- **PROBLEM**: Repeat what the lines below say, word for word, and skip every image.

===== GIVEN RECORDS

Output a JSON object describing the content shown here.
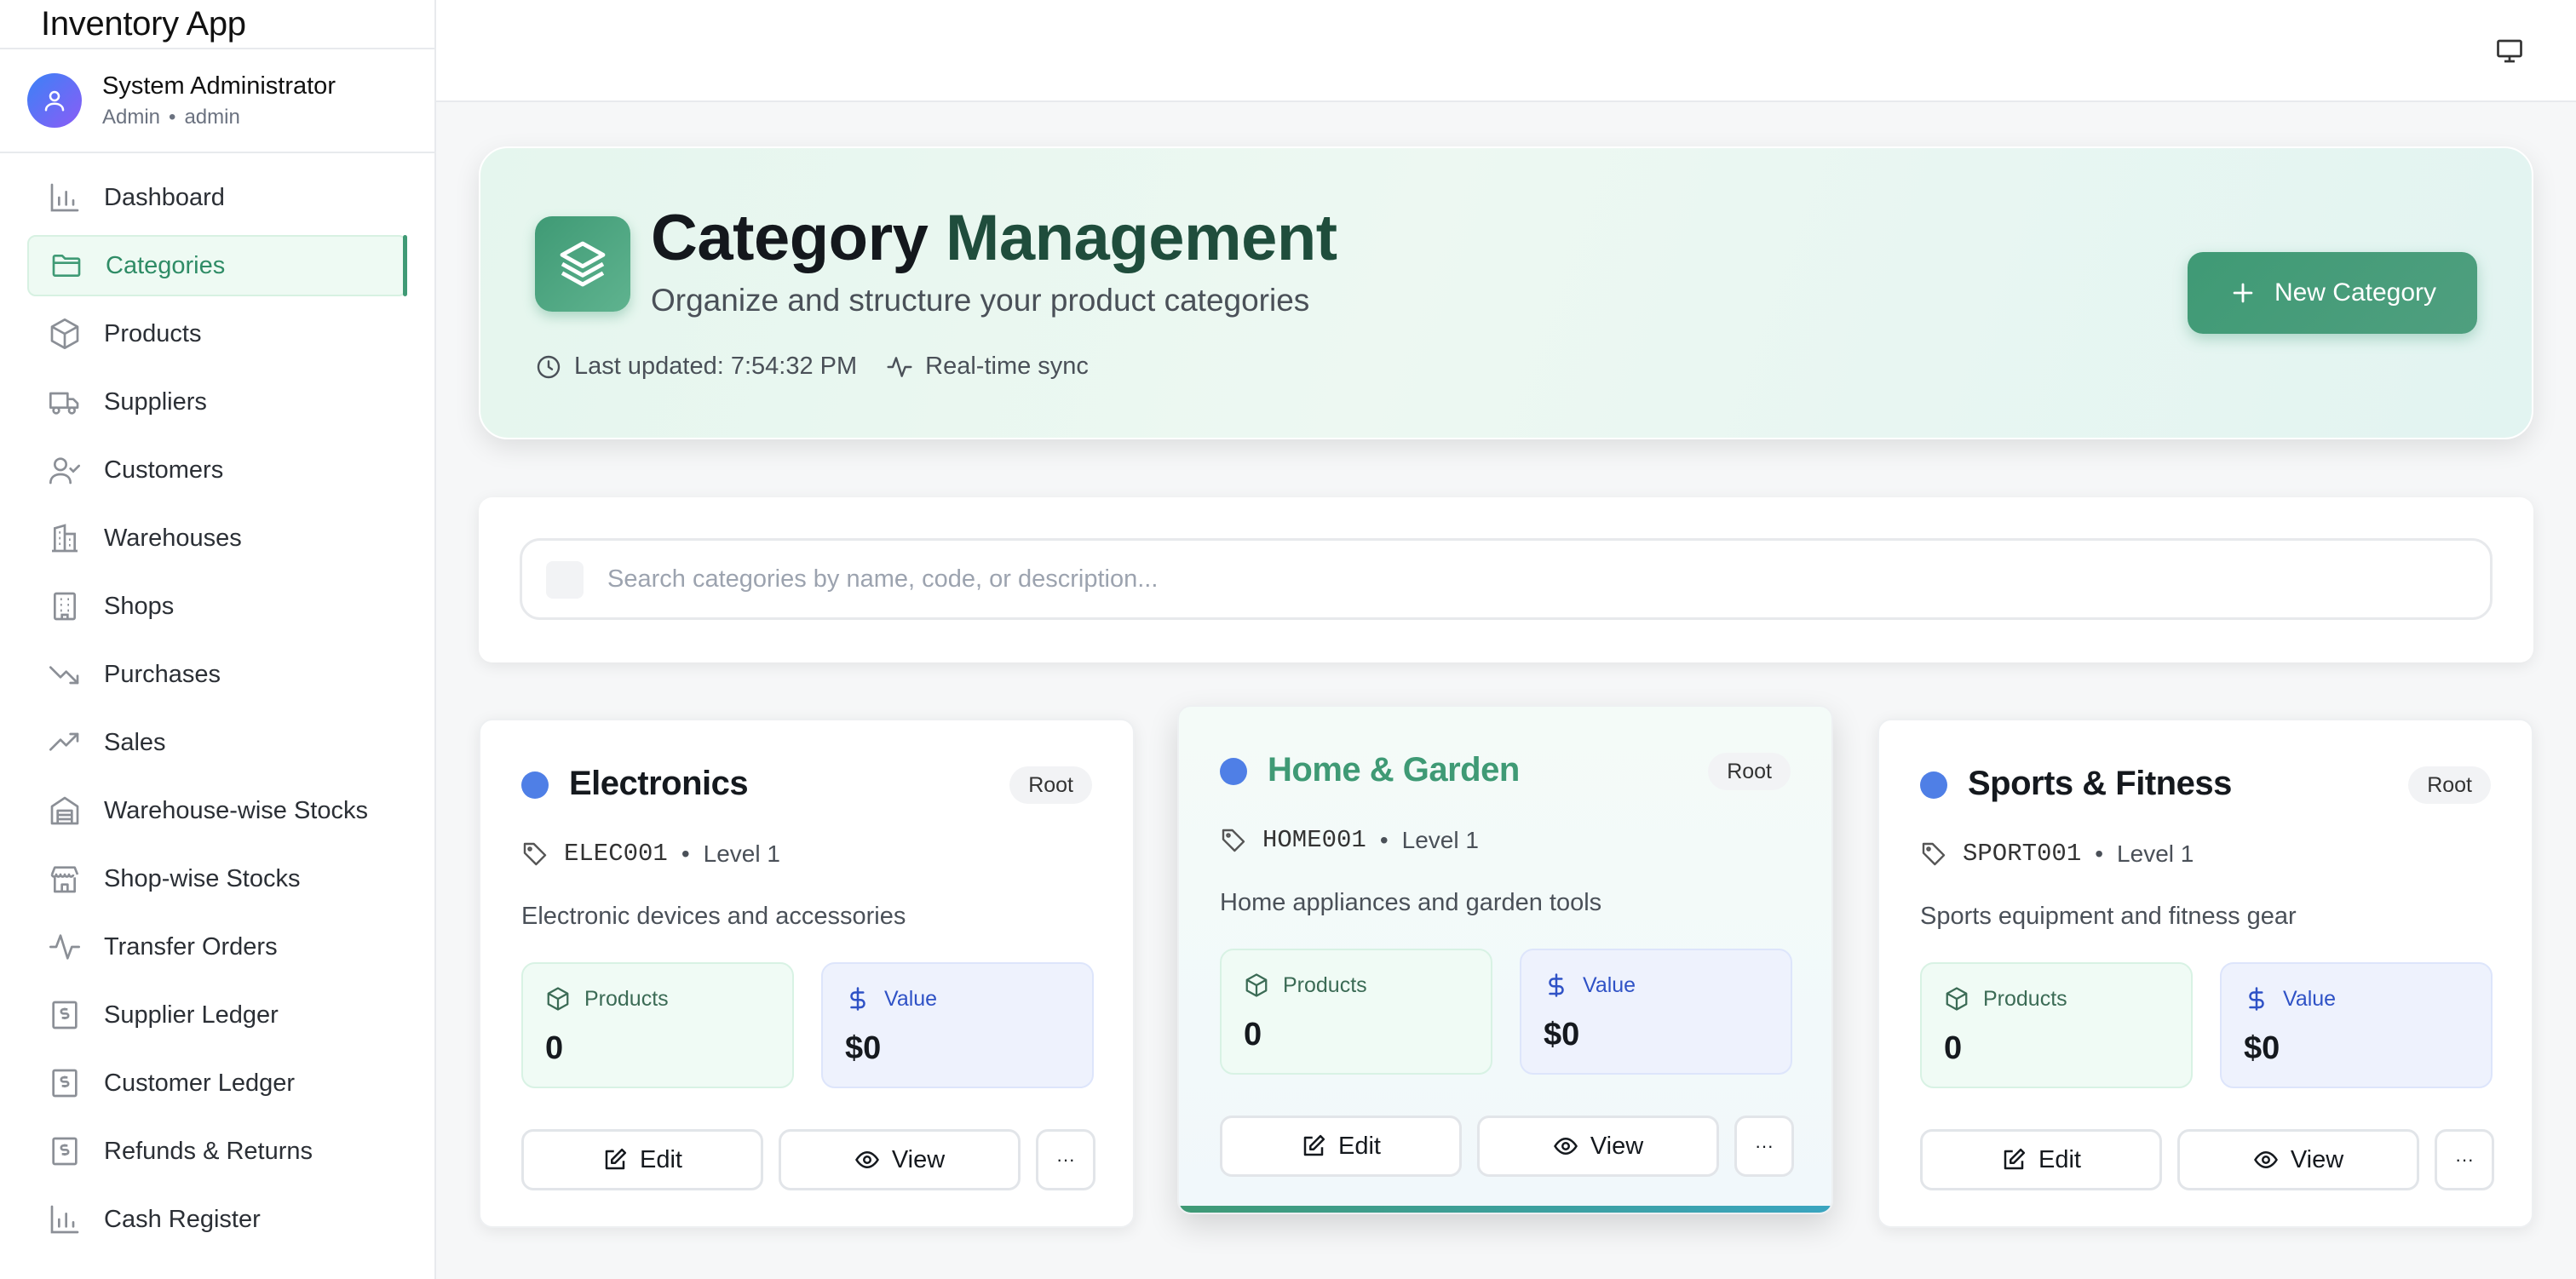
{
  "app": {
    "title": "Inventory App"
  },
  "user": {
    "name": "System Administrator",
    "role": "Admin",
    "username": "admin",
    "separator": "•"
  },
  "sidebar": {
    "items": [
      {
        "label": "Dashboard",
        "icon": "bar-chart-icon"
      },
      {
        "label": "Categories",
        "icon": "folder-icon",
        "active": true
      },
      {
        "label": "Products",
        "icon": "package-icon"
      },
      {
        "label": "Suppliers",
        "icon": "truck-icon"
      },
      {
        "label": "Customers",
        "icon": "user-check-icon"
      },
      {
        "label": "Warehouses",
        "icon": "building-icon"
      },
      {
        "label": "Shops",
        "icon": "store-building-icon"
      },
      {
        "label": "Purchases",
        "icon": "trending-down-icon"
      },
      {
        "label": "Sales",
        "icon": "trending-up-icon"
      },
      {
        "label": "Warehouse-wise Stocks",
        "icon": "warehouse-icon"
      },
      {
        "label": "Shop-wise Stocks",
        "icon": "store-icon"
      },
      {
        "label": "Transfer Orders",
        "icon": "activity-icon"
      },
      {
        "label": "Supplier Ledger",
        "icon": "receipt-icon"
      },
      {
        "label": "Customer Ledger",
        "icon": "receipt-icon"
      },
      {
        "label": "Refunds & Returns",
        "icon": "receipt-icon"
      },
      {
        "label": "Cash Register",
        "icon": "bar-chart-icon"
      }
    ]
  },
  "hero": {
    "title_part1": "Category",
    "title_part2": "Management",
    "subtitle": "Organize and structure your product categories",
    "last_updated": "Last updated: 7:54:32 PM",
    "sync": "Real-time sync",
    "new_button": "New Category"
  },
  "search": {
    "placeholder": "Search categories by name, code, or description..."
  },
  "categories": [
    {
      "name": "Electronics",
      "badge": "Root",
      "code": "ELEC001",
      "level": "Level 1",
      "description": "Electronic devices and accessories",
      "products_label": "Products",
      "products": "0",
      "value_label": "Value",
      "value": "$0",
      "edit": "Edit",
      "view": "View",
      "more": "···"
    },
    {
      "name": "Home & Garden",
      "badge": "Root",
      "code": "HOME001",
      "level": "Level 1",
      "description": "Home appliances and garden tools",
      "products_label": "Products",
      "products": "0",
      "value_label": "Value",
      "value": "$0",
      "edit": "Edit",
      "view": "View",
      "more": "···"
    },
    {
      "name": "Sports & Fitness",
      "badge": "Root",
      "code": "SPORT001",
      "level": "Level 1",
      "description": "Sports equipment and fitness gear",
      "products_label": "Products",
      "products": "0",
      "value_label": "Value",
      "value": "$0",
      "edit": "Edit",
      "view": "View",
      "more": "···"
    }
  ],
  "colors": {
    "accent": "#3f9a75",
    "dot": "#4f7fe6",
    "value_blue": "#2f52c6"
  }
}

==========

- **OUTPUT FOR THIS EXERCISE**:
Output a JSON object describing the content shown here.
{
  "app": {
    "title": "Inventory App"
  },
  "user": {
    "name": "System Administrator",
    "role": "Admin",
    "username": "admin",
    "separator": "•"
  },
  "sidebar": {
    "items": [
      {
        "label": "Dashboard",
        "icon": "bar-chart-icon"
      },
      {
        "label": "Categories",
        "icon": "folder-icon",
        "active": true
      },
      {
        "label": "Products",
        "icon": "package-icon"
      },
      {
        "label": "Suppliers",
        "icon": "truck-icon"
      },
      {
        "label": "Customers",
        "icon": "user-check-icon"
      },
      {
        "label": "Warehouses",
        "icon": "building-icon"
      },
      {
        "label": "Shops",
        "icon": "store-building-icon"
      },
      {
        "label": "Purchases",
        "icon": "trending-down-icon"
      },
      {
        "label": "Sales",
        "icon": "trending-up-icon"
      },
      {
        "label": "Warehouse-wise Stocks",
        "icon": "warehouse-icon"
      },
      {
        "label": "Shop-wise Stocks",
        "icon": "store-icon"
      },
      {
        "label": "Transfer Orders",
        "icon": "activity-icon"
      },
      {
        "label": "Supplier Ledger",
        "icon": "receipt-icon"
      },
      {
        "label": "Customer Ledger",
        "icon": "receipt-icon"
      },
      {
        "label": "Refunds & Returns",
        "icon": "receipt-icon"
      },
      {
        "label": "Cash Register",
        "icon": "bar-chart-icon"
      }
    ]
  },
  "hero": {
    "title_part1": "Category",
    "title_part2": "Management",
    "subtitle": "Organize and structure your product categories",
    "last_updated": "Last updated: 7:54:32 PM",
    "sync": "Real-time sync",
    "new_button": "New Category"
  },
  "search": {
    "placeholder": "Search categories by name, code, or description..."
  },
  "categories": [
    {
      "name": "Electronics",
      "badge": "Root",
      "code": "ELEC001",
      "level": "Level 1",
      "description": "Electronic devices and accessories",
      "products_label": "Products",
      "products": "0",
      "value_label": "Value",
      "value": "$0",
      "edit": "Edit",
      "view": "View",
      "more": "···"
    },
    {
      "name": "Home & Garden",
      "badge": "Root",
      "code": "HOME001",
      "level": "Level 1",
      "description": "Home appliances and garden tools",
      "products_label": "Products",
      "products": "0",
      "value_label": "Value",
      "value": "$0",
      "edit": "Edit",
      "view": "View",
      "more": "···"
    },
    {
      "name": "Sports & Fitness",
      "badge": "Root",
      "code": "SPORT001",
      "level": "Level 1",
      "description": "Sports equipment and fitness gear",
      "products_label": "Products",
      "products": "0",
      "value_label": "Value",
      "value": "$0",
      "edit": "Edit",
      "view": "View",
      "more": "···"
    }
  ],
  "colors": {
    "accent": "#3f9a75",
    "dot": "#4f7fe6",
    "value_blue": "#2f52c6"
  }
}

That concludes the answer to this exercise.